## WHAT YOU SHOULD DO
Transcribe the records that follow in their entirety, omitting any pictures.

## RECORDS SUPPLIED
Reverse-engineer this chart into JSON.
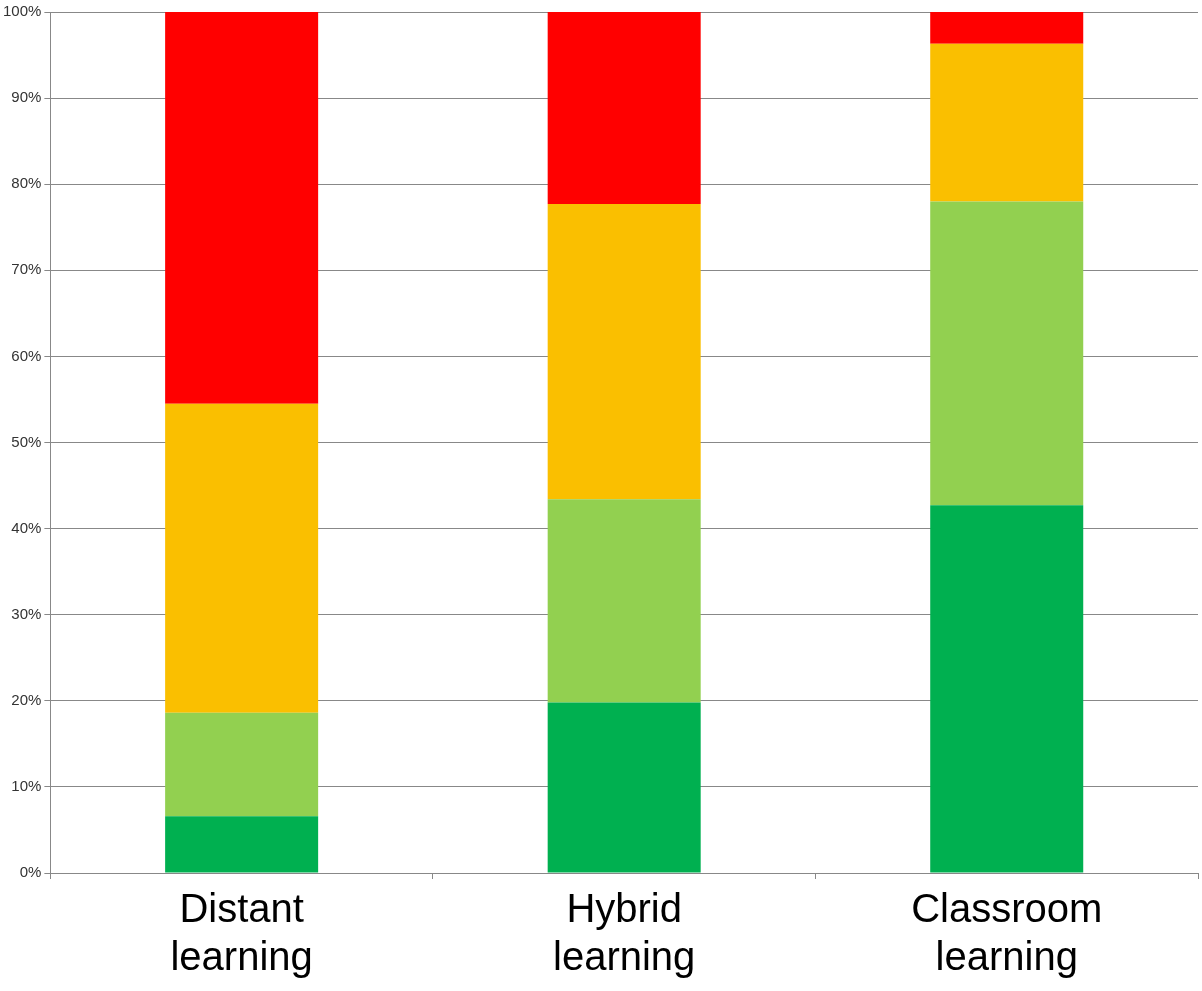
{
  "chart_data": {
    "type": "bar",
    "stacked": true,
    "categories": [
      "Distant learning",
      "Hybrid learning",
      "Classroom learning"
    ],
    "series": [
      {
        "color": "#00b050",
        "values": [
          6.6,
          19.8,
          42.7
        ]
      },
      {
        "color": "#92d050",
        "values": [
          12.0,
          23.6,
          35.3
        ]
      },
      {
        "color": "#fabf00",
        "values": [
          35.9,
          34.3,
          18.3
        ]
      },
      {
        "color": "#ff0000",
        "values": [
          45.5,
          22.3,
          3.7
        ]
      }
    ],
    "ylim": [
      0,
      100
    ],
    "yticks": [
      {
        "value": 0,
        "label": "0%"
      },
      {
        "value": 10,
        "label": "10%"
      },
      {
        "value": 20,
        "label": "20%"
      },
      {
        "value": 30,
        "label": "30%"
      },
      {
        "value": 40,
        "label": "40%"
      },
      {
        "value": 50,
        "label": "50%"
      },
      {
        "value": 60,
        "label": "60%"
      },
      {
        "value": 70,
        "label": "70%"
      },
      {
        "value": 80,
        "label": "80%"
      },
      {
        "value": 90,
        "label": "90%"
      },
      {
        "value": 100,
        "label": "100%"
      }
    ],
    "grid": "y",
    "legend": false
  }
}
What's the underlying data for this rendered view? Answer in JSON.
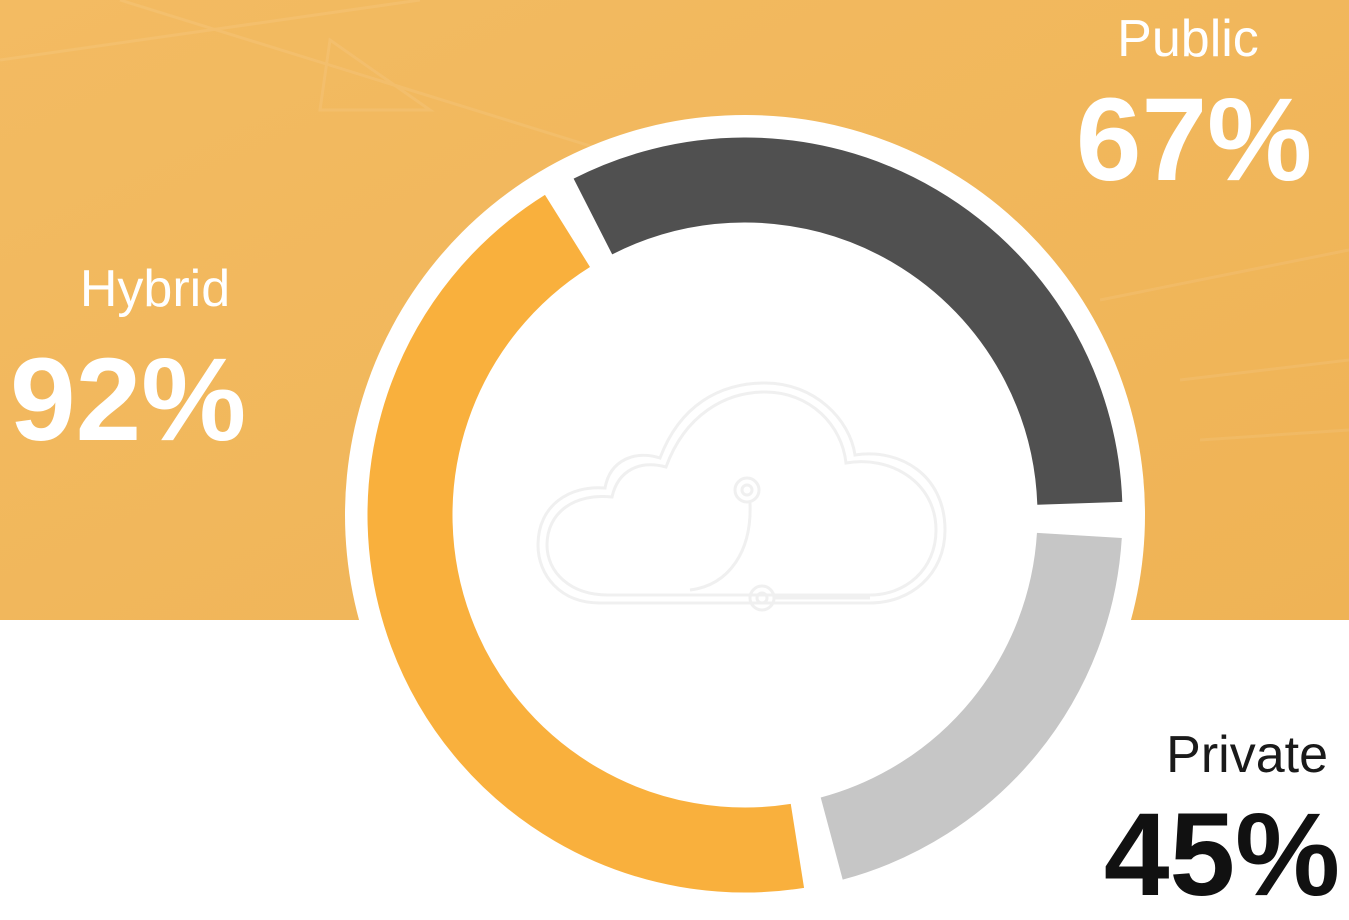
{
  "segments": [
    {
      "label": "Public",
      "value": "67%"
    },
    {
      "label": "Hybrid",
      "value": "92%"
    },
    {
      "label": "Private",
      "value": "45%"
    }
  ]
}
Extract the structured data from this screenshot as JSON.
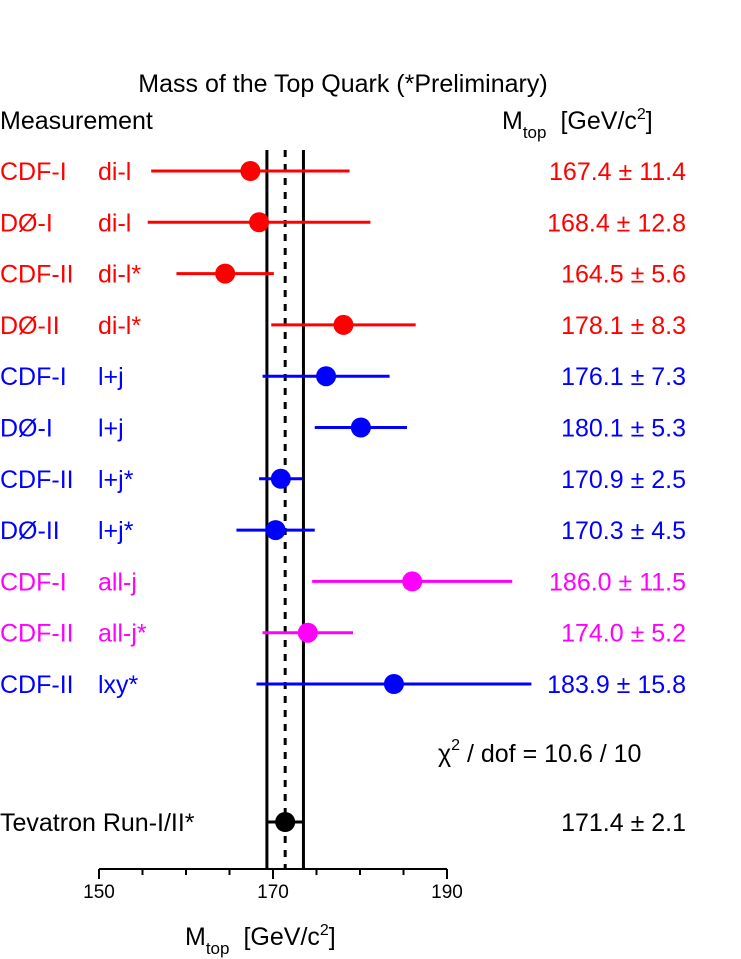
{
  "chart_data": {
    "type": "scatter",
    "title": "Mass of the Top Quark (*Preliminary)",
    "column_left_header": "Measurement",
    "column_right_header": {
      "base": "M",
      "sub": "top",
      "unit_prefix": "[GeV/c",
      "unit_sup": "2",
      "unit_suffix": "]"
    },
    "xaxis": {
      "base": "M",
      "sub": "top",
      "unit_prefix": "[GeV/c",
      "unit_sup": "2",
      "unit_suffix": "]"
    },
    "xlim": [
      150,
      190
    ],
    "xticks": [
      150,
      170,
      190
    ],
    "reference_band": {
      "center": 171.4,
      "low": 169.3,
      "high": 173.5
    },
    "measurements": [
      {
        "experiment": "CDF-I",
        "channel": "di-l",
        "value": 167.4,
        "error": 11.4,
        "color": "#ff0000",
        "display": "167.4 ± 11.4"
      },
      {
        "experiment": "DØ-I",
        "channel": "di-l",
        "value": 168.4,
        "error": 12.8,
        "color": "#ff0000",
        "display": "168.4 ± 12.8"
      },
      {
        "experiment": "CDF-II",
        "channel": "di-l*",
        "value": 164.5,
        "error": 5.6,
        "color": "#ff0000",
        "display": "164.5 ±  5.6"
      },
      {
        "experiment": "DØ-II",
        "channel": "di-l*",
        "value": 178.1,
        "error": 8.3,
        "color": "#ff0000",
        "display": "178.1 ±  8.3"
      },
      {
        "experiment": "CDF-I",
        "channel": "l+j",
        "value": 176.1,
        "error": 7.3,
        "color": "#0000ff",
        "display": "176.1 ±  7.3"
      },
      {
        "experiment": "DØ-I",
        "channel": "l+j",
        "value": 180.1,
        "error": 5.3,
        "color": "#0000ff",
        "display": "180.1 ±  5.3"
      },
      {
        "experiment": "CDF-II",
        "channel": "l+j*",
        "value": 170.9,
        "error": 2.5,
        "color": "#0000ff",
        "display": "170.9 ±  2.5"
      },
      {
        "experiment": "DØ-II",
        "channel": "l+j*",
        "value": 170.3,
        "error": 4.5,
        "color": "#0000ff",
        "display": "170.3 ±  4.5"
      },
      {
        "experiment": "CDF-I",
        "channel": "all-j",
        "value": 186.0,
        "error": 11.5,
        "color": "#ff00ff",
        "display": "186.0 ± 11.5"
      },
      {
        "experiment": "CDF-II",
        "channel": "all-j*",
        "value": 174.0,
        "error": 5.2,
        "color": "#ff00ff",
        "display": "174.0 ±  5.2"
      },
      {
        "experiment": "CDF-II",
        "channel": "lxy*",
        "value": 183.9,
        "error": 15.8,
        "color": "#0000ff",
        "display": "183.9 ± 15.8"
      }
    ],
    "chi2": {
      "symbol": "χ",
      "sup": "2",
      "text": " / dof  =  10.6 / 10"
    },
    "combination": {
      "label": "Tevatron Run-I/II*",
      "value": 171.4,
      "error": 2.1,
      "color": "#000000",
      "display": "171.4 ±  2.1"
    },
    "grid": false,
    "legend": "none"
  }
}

## REPLY
Reverse-engineer this chart into JSON.
{
  "chart_data": {
    "type": "bar",
    "stacked": true,
    "categories": [
      "Distant learning",
      "Hybrid learning",
      "Classroom learning"
    ],
    "series": [
      {
        "color": "#00b050",
        "values": [
          6.6,
          19.8,
          42.7
        ]
      },
      {
        "color": "#92d050",
        "values": [
          12.0,
          23.6,
          35.3
        ]
      },
      {
        "color": "#fabf00",
        "values": [
          35.9,
          34.3,
          18.3
        ]
      },
      {
        "color": "#ff0000",
        "values": [
          45.5,
          22.3,
          3.7
        ]
      }
    ],
    "ylim": [
      0,
      100
    ],
    "yticks": [
      {
        "value": 0,
        "label": "0%"
      },
      {
        "value": 10,
        "label": "10%"
      },
      {
        "value": 20,
        "label": "20%"
      },
      {
        "value": 30,
        "label": "30%"
      },
      {
        "value": 40,
        "label": "40%"
      },
      {
        "value": 50,
        "label": "50%"
      },
      {
        "value": 60,
        "label": "60%"
      },
      {
        "value": 70,
        "label": "70%"
      },
      {
        "value": 80,
        "label": "80%"
      },
      {
        "value": 90,
        "label": "90%"
      },
      {
        "value": 100,
        "label": "100%"
      }
    ],
    "grid": "y",
    "legend": false
  }
}
What's the underlying data for this rendered view? Answer in JSON.
{
  "segments": [
    {
      "label": "Public",
      "value": "67%"
    },
    {
      "label": "Hybrid",
      "value": "92%"
    },
    {
      "label": "Private",
      "value": "45%"
    }
  ]
}
Extract the structured data from this screenshot as JSON.
{
  "chart_data": {
    "type": "scatter",
    "title": "Mass of the Top Quark (*Preliminary)",
    "column_left_header": "Measurement",
    "column_right_header": {
      "base": "M",
      "sub": "top",
      "unit_prefix": "[GeV/c",
      "unit_sup": "2",
      "unit_suffix": "]"
    },
    "xaxis": {
      "base": "M",
      "sub": "top",
      "unit_prefix": "[GeV/c",
      "unit_sup": "2",
      "unit_suffix": "]"
    },
    "xlim": [
      150,
      190
    ],
    "xticks": [
      150,
      170,
      190
    ],
    "reference_band": {
      "center": 171.4,
      "low": 169.3,
      "high": 173.5
    },
    "measurements": [
      {
        "experiment": "CDF-I",
        "channel": "di-l",
        "value": 167.4,
        "error": 11.4,
        "color": "#ff0000",
        "display": "167.4 ± 11.4"
      },
      {
        "experiment": "DØ-I",
        "channel": "di-l",
        "value": 168.4,
        "error": 12.8,
        "color": "#ff0000",
        "display": "168.4 ± 12.8"
      },
      {
        "experiment": "CDF-II",
        "channel": "di-l*",
        "value": 164.5,
        "error": 5.6,
        "color": "#ff0000",
        "display": "164.5 ±  5.6"
      },
      {
        "experiment": "DØ-II",
        "channel": "di-l*",
        "value": 178.1,
        "error": 8.3,
        "color": "#ff0000",
        "display": "178.1 ±  8.3"
      },
      {
        "experiment": "CDF-I",
        "channel": "l+j",
        "value": 176.1,
        "error": 7.3,
        "color": "#0000ff",
        "display": "176.1 ±  7.3"
      },
      {
        "experiment": "DØ-I",
        "channel": "l+j",
        "value": 180.1,
        "error": 5.3,
        "color": "#0000ff",
        "display": "180.1 ±  5.3"
      },
      {
        "experiment": "CDF-II",
        "channel": "l+j*",
        "value": 170.9,
        "error": 2.5,
        "color": "#0000ff",
        "display": "170.9 ±  2.5"
      },
      {
        "experiment": "DØ-II",
        "channel": "l+j*",
        "value": 170.3,
        "error": 4.5,
        "color": "#0000ff",
        "display": "170.3 ±  4.5"
      },
      {
        "experiment": "CDF-I",
        "channel": "all-j",
        "value": 186.0,
        "error": 11.5,
        "color": "#ff00ff",
        "display": "186.0 ± 11.5"
      },
      {
        "experiment": "CDF-II",
        "channel": "all-j*",
        "value": 174.0,
        "error": 5.2,
        "color": "#ff00ff",
        "display": "174.0 ±  5.2"
      },
      {
        "experiment": "CDF-II",
        "channel": "lxy*",
        "value": 183.9,
        "error": 15.8,
        "color": "#0000ff",
        "display": "183.9 ± 15.8"
      }
    ],
    "chi2": {
      "symbol": "χ",
      "sup": "2",
      "text": " / dof  =  10.6 / 10"
    },
    "combination": {
      "label": "Tevatron Run-I/II*",
      "value": 171.4,
      "error": 2.1,
      "color": "#000000",
      "display": "171.4 ±  2.1"
    },
    "grid": false,
    "legend": "none"
  }
}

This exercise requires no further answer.